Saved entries
************

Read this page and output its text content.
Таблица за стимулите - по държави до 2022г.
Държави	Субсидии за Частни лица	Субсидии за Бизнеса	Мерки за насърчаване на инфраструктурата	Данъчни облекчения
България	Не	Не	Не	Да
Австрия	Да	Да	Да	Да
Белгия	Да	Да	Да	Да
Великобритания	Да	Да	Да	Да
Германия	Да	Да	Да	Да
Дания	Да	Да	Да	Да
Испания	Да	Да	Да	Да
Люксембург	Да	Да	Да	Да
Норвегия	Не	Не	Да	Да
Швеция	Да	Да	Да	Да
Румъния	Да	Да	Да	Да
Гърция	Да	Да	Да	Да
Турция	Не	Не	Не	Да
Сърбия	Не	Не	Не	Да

************

WHAT THIS TASK INVOLVES: All of the data must be returned exactly.

SOLUTION TO THIS TASK:
Read this page and output its text content.
Таблица за стимулите - по държави до 2022г.
Държави	Субсидии за Частни лица	Субсидии за Бизнеса	Мерки за насърчаване на инфраструктурата	Данъчни облекчения
България	Не	Не	Не	Да
Австрия	Да	Да	Да	Да
Белгия	Да	Да	Да	Да
Великобритания	Да	Да	Да	Да
Германия	Да	Да	Да	Да
Дания	Да	Да	Да	Да
Испания	Да	Да	Да	Да
Люксембург	Да	Да	Да	Да
Норвегия	Не	Не	Да	Да
Швеция	Да	Да	Да	Да
Румъния	Да	Да	Да	Да
Гърция	Да	Да	Да	Да
Турция	Не	Не	Не	Да
Сърбия	Не	Не	Не	Да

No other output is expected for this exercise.